_Raw data:_
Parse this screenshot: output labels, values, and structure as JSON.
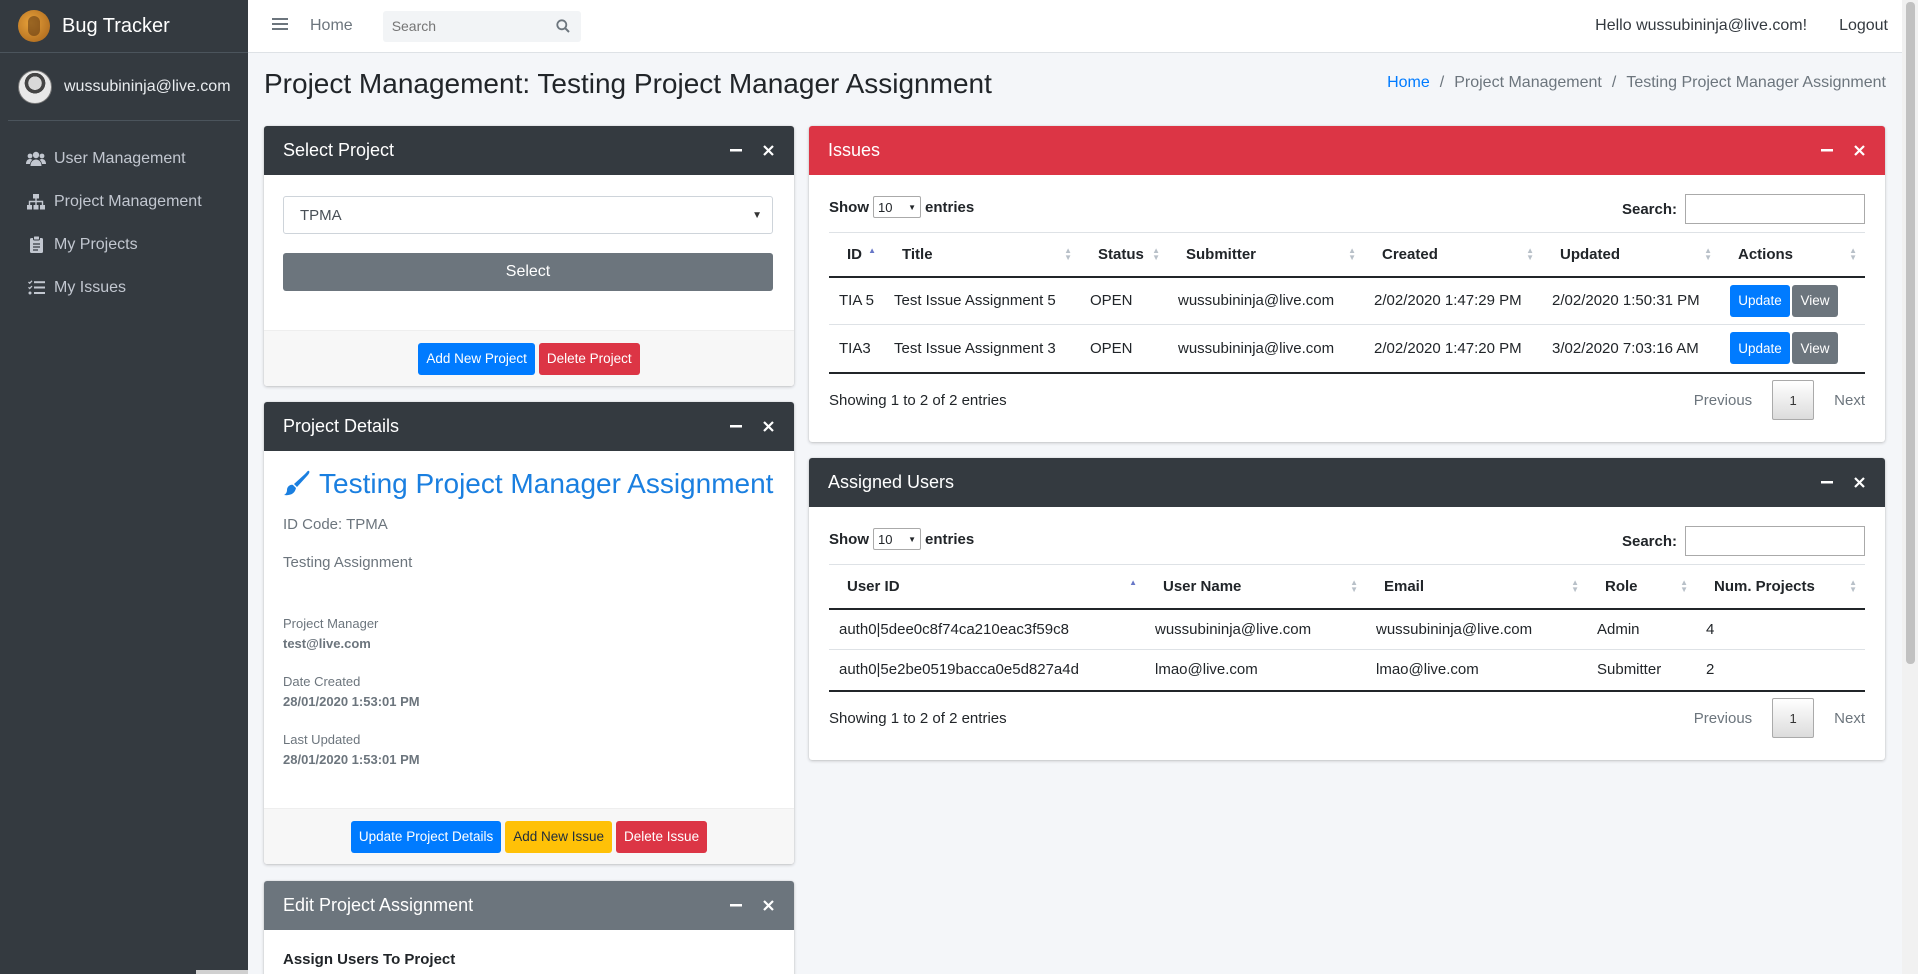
{
  "brand": {
    "name": "Bug Tracker"
  },
  "sidebar": {
    "user": "wussubininja@live.com",
    "items": [
      {
        "label": "User Management",
        "icon": "users-icon"
      },
      {
        "label": "Project Management",
        "icon": "sitemap-icon"
      },
      {
        "label": "My Projects",
        "icon": "clipboard-icon"
      },
      {
        "label": "My Issues",
        "icon": "tasks-icon"
      }
    ]
  },
  "topbar": {
    "home": "Home",
    "search_placeholder": "Search",
    "greeting": "Hello wussubininja@live.com!",
    "logout": "Logout"
  },
  "page": {
    "title": "Project Management: Testing Project Manager Assignment",
    "breadcrumb": [
      "Home",
      "Project Management",
      "Testing Project Manager Assignment"
    ]
  },
  "select_project": {
    "title": "Select Project",
    "selected": "TPMA",
    "select_label": "Select",
    "add_label": "Add New Project",
    "delete_label": "Delete Project"
  },
  "project_details": {
    "title": "Project Details",
    "name": "Testing Project Manager Assignment",
    "id_code": "ID Code: TPMA",
    "description": "Testing Assignment",
    "manager_label": "Project Manager",
    "manager": "test@live.com",
    "created_label": "Date Created",
    "created": "28/01/2020 1:53:01 PM",
    "updated_label": "Last Updated",
    "updated": "28/01/2020 1:53:01 PM",
    "update_label": "Update Project Details",
    "add_issue_label": "Add New Issue",
    "delete_issue_label": "Delete Issue"
  },
  "edit_assignment": {
    "title": "Edit Project Assignment",
    "subtitle": "Assign Users To Project"
  },
  "issues": {
    "title": "Issues",
    "show": "Show",
    "entries_count": "10",
    "entries": "entries",
    "search_label": "Search:",
    "columns": [
      "ID",
      "Title",
      "Status",
      "Submitter",
      "Created",
      "Updated",
      "Actions"
    ],
    "rows": [
      {
        "id": "TIA 5",
        "title": "Test Issue Assignment 5",
        "status": "OPEN",
        "submitter": "wussubininja@live.com",
        "created": "2/02/2020 1:47:29 PM",
        "updated": "2/02/2020 1:50:31 PM"
      },
      {
        "id": "TIA3",
        "title": "Test Issue Assignment 3",
        "status": "OPEN",
        "submitter": "wussubininja@live.com",
        "created": "2/02/2020 1:47:20 PM",
        "updated": "3/02/2020 7:03:16 AM"
      }
    ],
    "update_label": "Update",
    "view_label": "View",
    "info": "Showing 1 to 2 of 2 entries",
    "previous": "Previous",
    "page": "1",
    "next": "Next"
  },
  "assigned_users": {
    "title": "Assigned Users",
    "show": "Show",
    "entries_count": "10",
    "entries": "entries",
    "search_label": "Search:",
    "columns": [
      "User ID",
      "User Name",
      "Email",
      "Role",
      "Num. Projects"
    ],
    "rows": [
      {
        "user_id": "auth0|5dee0c8f74ca210eac3f59c8",
        "user_name": "wussubininja@live.com",
        "email": "wussubininja@live.com",
        "role": "Admin",
        "num_projects": "4"
      },
      {
        "user_id": "auth0|5e2be0519bacca0e5d827a4d",
        "user_name": "lmao@live.com",
        "email": "lmao@live.com",
        "role": "Submitter",
        "num_projects": "2"
      }
    ],
    "info": "Showing 1 to 2 of 2 entries",
    "previous": "Previous",
    "page": "1",
    "next": "Next"
  }
}
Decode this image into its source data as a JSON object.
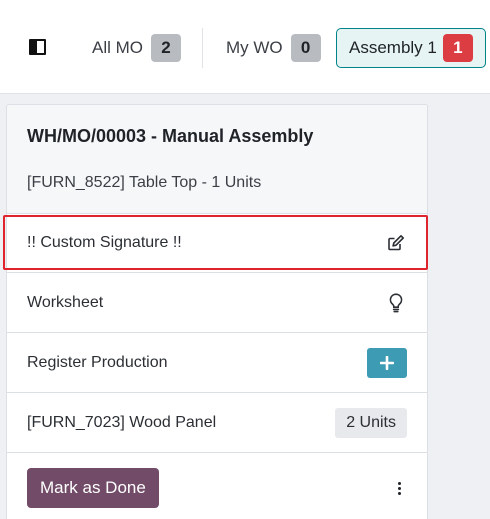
{
  "topbar": {
    "filters": [
      {
        "label": "All MO",
        "count": "2"
      },
      {
        "label": "My WO",
        "count": "0"
      },
      {
        "label": "Assembly 1",
        "count": "1"
      }
    ]
  },
  "card": {
    "title": "WH/MO/00003 - Manual Assembly",
    "subtitle": "[FURN_8522] Table Top - 1 Units",
    "rows": [
      {
        "label": "!! Custom Signature !!",
        "icon": "edit-icon"
      },
      {
        "label": "Worksheet",
        "icon": "lightbulb-icon"
      },
      {
        "label": "Register Production",
        "icon": "plus-icon"
      },
      {
        "label": "[FURN_7023] Wood Panel",
        "quantity": "2 Units"
      }
    ],
    "done_label": "Mark as Done"
  },
  "colors": {
    "accent_teal": "#00848a",
    "plus_button": "#3d9bb3",
    "done_button": "#714b67",
    "highlight_border": "#e0242d",
    "red_badge": "#dc3d43"
  }
}
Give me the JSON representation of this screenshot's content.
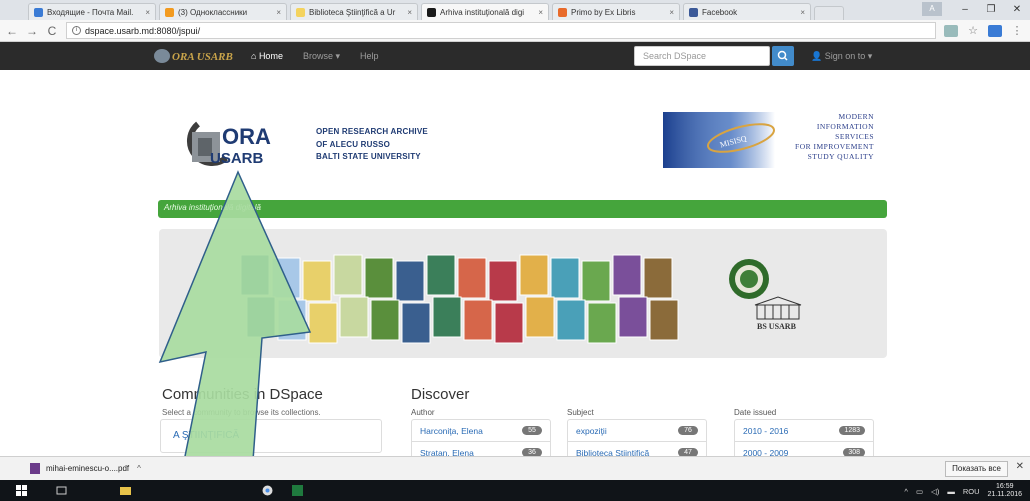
{
  "browser": {
    "tabs": [
      {
        "title": "Входящие - Почта Mail.",
        "color": "#3a7bd5",
        "active": false
      },
      {
        "title": "(3) Одноклассники",
        "color": "#f29a1f",
        "active": false
      },
      {
        "title": "Biblioteca Ştiinţifică a Ur",
        "color": "#f4d35e",
        "active": false
      },
      {
        "title": "Arhiva instituţională digi",
        "color": "#1a1a1a",
        "active": true
      },
      {
        "title": "Primo by Ex Libris",
        "color": "#e86a2a",
        "active": false
      },
      {
        "title": "Facebook",
        "color": "#3b5998",
        "active": false
      }
    ],
    "tab_close": "×",
    "url": "dspace.usarb.md:8080/jspui/",
    "window_controls": {
      "user": "A",
      "minimize": "–",
      "maximize": "❐",
      "close": "✕"
    },
    "nav": {
      "back": "←",
      "forward": "→",
      "reload": "C",
      "info": "i"
    }
  },
  "navbar": {
    "brand": "ORA USARB",
    "home": "Home",
    "browse": "Browse ▾",
    "help": "Help",
    "search_placeholder": "Search DSpace",
    "sign_on": "Sign on to ▾"
  },
  "header": {
    "logo_lines": [
      "OPEN RESEARCH ARCHIVE",
      "OF ALECU RUSSO",
      "BALTI STATE UNIVERSITY"
    ],
    "logo_word_top": "ORA",
    "logo_word_bottom": "USARB",
    "mis_lines": [
      "MODERN",
      "INFORMATION",
      "SERVICES",
      "FOR IMPROVEMENT",
      "STUDY QUALITY"
    ],
    "mis_badge": "MISISQ"
  },
  "breadcrumb": "Arhiva instituţională digitală",
  "banner": {
    "right_label": "BS USARB"
  },
  "communities": {
    "title": "Communities in DSpace",
    "subtitle": "Select a community to browse its collections.",
    "first_item": "A ŞTIINŢIFICĂ"
  },
  "discover": {
    "title": "Discover",
    "facets": [
      {
        "heading": "Author",
        "rows": [
          {
            "label": "Harconiţa, Elena",
            "count": "55"
          },
          {
            "label": "Stratan, Elena",
            "count": "36"
          }
        ]
      },
      {
        "heading": "Subject",
        "rows": [
          {
            "label": "expoziţii",
            "count": "76"
          },
          {
            "label": "Biblioteca Ştiinţifică",
            "count": "47"
          }
        ]
      },
      {
        "heading": "Date issued",
        "rows": [
          {
            "label": "2010 - 2016",
            "count": "1283"
          },
          {
            "label": "2000 - 2009",
            "count": "308"
          }
        ]
      }
    ]
  },
  "downloads": {
    "file": "mihai-eminescu-o....pdf",
    "chevron": "^",
    "show_all": "Показать все",
    "close": "✕"
  },
  "taskbar": {
    "lang": "ROU",
    "time": "16:59",
    "date": "21.11.2016"
  },
  "colors": {
    "navbar": "#2b2b2b",
    "breadcrumb": "#45a53c",
    "arrow": "#a8dba0",
    "link": "#2a6bb5"
  }
}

_Instructions to follow:_ Pick out all lines from the data above in which the word "screenshot" appears.

_Problem solution:_
Parse this screenshot: output labels, values, and structure as JSON.
Give me the JSON representation of this screenshot's content.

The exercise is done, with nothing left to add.